Items from a figure collection:
## START
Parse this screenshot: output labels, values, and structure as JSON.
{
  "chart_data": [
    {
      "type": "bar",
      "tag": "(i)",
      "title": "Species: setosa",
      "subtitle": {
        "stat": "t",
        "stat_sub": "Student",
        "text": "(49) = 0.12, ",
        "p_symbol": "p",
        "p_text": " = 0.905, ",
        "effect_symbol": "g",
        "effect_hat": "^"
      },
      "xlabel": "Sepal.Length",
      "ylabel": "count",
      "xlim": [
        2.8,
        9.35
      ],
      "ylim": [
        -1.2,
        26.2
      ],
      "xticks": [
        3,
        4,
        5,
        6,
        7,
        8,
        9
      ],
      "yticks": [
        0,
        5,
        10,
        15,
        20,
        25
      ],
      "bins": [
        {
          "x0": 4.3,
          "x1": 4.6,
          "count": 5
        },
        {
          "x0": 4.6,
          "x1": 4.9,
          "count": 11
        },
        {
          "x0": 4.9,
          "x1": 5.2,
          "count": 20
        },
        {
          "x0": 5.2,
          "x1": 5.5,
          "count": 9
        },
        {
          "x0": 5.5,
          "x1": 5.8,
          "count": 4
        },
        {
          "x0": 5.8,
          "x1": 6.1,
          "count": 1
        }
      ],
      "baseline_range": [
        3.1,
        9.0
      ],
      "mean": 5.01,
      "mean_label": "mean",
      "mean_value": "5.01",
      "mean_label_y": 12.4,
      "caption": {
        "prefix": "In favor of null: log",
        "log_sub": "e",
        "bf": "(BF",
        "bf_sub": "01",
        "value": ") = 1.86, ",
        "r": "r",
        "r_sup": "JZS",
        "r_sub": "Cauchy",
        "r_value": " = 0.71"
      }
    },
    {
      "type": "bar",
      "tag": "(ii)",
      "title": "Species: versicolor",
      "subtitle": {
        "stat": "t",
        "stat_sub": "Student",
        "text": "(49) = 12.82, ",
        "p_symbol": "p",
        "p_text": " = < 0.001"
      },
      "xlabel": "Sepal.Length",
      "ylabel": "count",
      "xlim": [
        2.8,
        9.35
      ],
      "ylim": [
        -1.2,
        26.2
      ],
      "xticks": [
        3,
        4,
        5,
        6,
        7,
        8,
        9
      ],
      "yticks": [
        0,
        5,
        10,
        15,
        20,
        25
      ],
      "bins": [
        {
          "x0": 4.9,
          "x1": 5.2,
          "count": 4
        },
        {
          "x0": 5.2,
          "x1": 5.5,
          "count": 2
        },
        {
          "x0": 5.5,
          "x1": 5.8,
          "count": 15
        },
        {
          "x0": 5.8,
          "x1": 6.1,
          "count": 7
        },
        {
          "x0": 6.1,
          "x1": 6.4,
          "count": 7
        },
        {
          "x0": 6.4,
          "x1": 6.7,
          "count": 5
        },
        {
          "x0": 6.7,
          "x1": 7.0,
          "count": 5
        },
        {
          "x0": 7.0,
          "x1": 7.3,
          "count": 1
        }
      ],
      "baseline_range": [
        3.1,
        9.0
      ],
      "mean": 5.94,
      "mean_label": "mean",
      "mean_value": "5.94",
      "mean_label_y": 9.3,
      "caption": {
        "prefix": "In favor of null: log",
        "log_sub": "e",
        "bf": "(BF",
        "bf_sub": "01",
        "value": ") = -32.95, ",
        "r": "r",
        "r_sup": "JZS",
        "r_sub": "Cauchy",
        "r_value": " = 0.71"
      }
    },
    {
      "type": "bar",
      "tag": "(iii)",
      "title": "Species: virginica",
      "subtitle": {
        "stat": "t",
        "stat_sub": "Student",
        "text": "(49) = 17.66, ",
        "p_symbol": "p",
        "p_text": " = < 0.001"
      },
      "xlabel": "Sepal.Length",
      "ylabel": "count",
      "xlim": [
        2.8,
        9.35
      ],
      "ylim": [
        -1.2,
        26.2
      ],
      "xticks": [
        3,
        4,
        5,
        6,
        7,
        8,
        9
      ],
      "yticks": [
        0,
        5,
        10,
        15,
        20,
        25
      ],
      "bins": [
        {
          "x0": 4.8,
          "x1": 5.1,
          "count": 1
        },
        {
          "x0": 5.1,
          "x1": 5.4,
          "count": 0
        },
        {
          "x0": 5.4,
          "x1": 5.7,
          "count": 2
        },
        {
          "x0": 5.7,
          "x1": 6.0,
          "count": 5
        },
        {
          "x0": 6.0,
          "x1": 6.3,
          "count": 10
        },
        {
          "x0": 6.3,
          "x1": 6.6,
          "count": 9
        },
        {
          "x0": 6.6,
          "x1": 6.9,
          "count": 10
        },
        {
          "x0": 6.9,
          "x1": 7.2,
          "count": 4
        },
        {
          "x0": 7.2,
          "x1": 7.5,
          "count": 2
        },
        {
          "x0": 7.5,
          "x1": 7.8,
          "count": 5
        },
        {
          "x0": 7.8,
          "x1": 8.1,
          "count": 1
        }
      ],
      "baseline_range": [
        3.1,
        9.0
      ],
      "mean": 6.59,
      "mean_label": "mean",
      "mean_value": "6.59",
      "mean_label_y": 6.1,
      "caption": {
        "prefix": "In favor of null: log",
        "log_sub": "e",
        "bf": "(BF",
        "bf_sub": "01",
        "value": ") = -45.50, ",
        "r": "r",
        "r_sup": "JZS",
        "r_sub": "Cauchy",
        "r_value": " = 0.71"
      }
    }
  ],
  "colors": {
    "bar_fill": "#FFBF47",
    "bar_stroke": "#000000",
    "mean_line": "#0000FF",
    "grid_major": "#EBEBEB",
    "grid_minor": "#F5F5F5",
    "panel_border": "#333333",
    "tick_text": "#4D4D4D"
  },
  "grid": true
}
## END
SET TASK
Recopy all the lines exactly as they appear.

THE RESPONSE
Parse this screenshot: output labels, values, and structure as JSON.
{
  "chart_data": [
    {
      "type": "bar",
      "tag": "(i)",
      "title": "Species: setosa",
      "subtitle": {
        "stat": "t",
        "stat_sub": "Student",
        "text": "(49) = 0.12, ",
        "p_symbol": "p",
        "p_text": " = 0.905, ",
        "effect_symbol": "g",
        "effect_hat": "^"
      },
      "xlabel": "Sepal.Length",
      "ylabel": "count",
      "xlim": [
        2.8,
        9.35
      ],
      "ylim": [
        -1.2,
        26.2
      ],
      "xticks": [
        3,
        4,
        5,
        6,
        7,
        8,
        9
      ],
      "yticks": [
        0,
        5,
        10,
        15,
        20,
        25
      ],
      "bins": [
        {
          "x0": 4.3,
          "x1": 4.6,
          "count": 5
        },
        {
          "x0": 4.6,
          "x1": 4.9,
          "count": 11
        },
        {
          "x0": 4.9,
          "x1": 5.2,
          "count": 20
        },
        {
          "x0": 5.2,
          "x1": 5.5,
          "count": 9
        },
        {
          "x0": 5.5,
          "x1": 5.8,
          "count": 4
        },
        {
          "x0": 5.8,
          "x1": 6.1,
          "count": 1
        }
      ],
      "baseline_range": [
        3.1,
        9.0
      ],
      "mean": 5.01,
      "mean_label": "mean",
      "mean_value": "5.01",
      "mean_label_y": 12.4,
      "caption": {
        "prefix": "In favor of null: log",
        "log_sub": "e",
        "bf": "(BF",
        "bf_sub": "01",
        "value": ") = 1.86, ",
        "r": "r",
        "r_sup": "JZS",
        "r_sub": "Cauchy",
        "r_value": " = 0.71"
      }
    },
    {
      "type": "bar",
      "tag": "(ii)",
      "title": "Species: versicolor",
      "subtitle": {
        "stat": "t",
        "stat_sub": "Student",
        "text": "(49) = 12.82, ",
        "p_symbol": "p",
        "p_text": " = < 0.001"
      },
      "xlabel": "Sepal.Length",
      "ylabel": "count",
      "xlim": [
        2.8,
        9.35
      ],
      "ylim": [
        -1.2,
        26.2
      ],
      "xticks": [
        3,
        4,
        5,
        6,
        7,
        8,
        9
      ],
      "yticks": [
        0,
        5,
        10,
        15,
        20,
        25
      ],
      "bins": [
        {
          "x0": 4.9,
          "x1": 5.2,
          "count": 4
        },
        {
          "x0": 5.2,
          "x1": 5.5,
          "count": 2
        },
        {
          "x0": 5.5,
          "x1": 5.8,
          "count": 15
        },
        {
          "x0": 5.8,
          "x1": 6.1,
          "count": 7
        },
        {
          "x0": 6.1,
          "x1": 6.4,
          "count": 7
        },
        {
          "x0": 6.4,
          "x1": 6.7,
          "count": 5
        },
        {
          "x0": 6.7,
          "x1": 7.0,
          "count": 5
        },
        {
          "x0": 7.0,
          "x1": 7.3,
          "count": 1
        }
      ],
      "baseline_range": [
        3.1,
        9.0
      ],
      "mean": 5.94,
      "mean_label": "mean",
      "mean_value": "5.94",
      "mean_label_y": 9.3,
      "caption": {
        "prefix": "In favor of null: log",
        "log_sub": "e",
        "bf": "(BF",
        "bf_sub": "01",
        "value": ") = -32.95, ",
        "r": "r",
        "r_sup": "JZS",
        "r_sub": "Cauchy",
        "r_value": " = 0.71"
      }
    },
    {
      "type": "bar",
      "tag": "(iii)",
      "title": "Species: virginica",
      "subtitle": {
        "stat": "t",
        "stat_sub": "Student",
        "text": "(49) = 17.66, ",
        "p_symbol": "p",
        "p_text": " = < 0.001"
      },
      "xlabel": "Sepal.Length",
      "ylabel": "count",
      "xlim": [
        2.8,
        9.35
      ],
      "ylim": [
        -1.2,
        26.2
      ],
      "xticks": [
        3,
        4,
        5,
        6,
        7,
        8,
        9
      ],
      "yticks": [
        0,
        5,
        10,
        15,
        20,
        25
      ],
      "bins": [
        {
          "x0": 4.8,
          "x1": 5.1,
          "count": 1
        },
        {
          "x0": 5.1,
          "x1": 5.4,
          "count": 0
        },
        {
          "x0": 5.4,
          "x1": 5.7,
          "count": 2
        },
        {
          "x0": 5.7,
          "x1": 6.0,
          "count": 5
        },
        {
          "x0": 6.0,
          "x1": 6.3,
          "count": 10
        },
        {
          "x0": 6.3,
          "x1": 6.6,
          "count": 9
        },
        {
          "x0": 6.6,
          "x1": 6.9,
          "count": 10
        },
        {
          "x0": 6.9,
          "x1": 7.2,
          "count": 4
        },
        {
          "x0": 7.2,
          "x1": 7.5,
          "count": 2
        },
        {
          "x0": 7.5,
          "x1": 7.8,
          "count": 5
        },
        {
          "x0": 7.8,
          "x1": 8.1,
          "count": 1
        }
      ],
      "baseline_range": [
        3.1,
        9.0
      ],
      "mean": 6.59,
      "mean_label": "mean",
      "mean_value": "6.59",
      "mean_label_y": 6.1,
      "caption": {
        "prefix": "In favor of null: log",
        "log_sub": "e",
        "bf": "(BF",
        "bf_sub": "01",
        "value": ") = -45.50, ",
        "r": "r",
        "r_sup": "JZS",
        "r_sub": "Cauchy",
        "r_value": " = 0.71"
      }
    }
  ],
  "colors": {
    "bar_fill": "#FFBF47",
    "bar_stroke": "#000000",
    "mean_line": "#0000FF",
    "grid_major": "#EBEBEB",
    "grid_minor": "#F5F5F5",
    "panel_border": "#333333",
    "tick_text": "#4D4D4D"
  },
  "grid": true
}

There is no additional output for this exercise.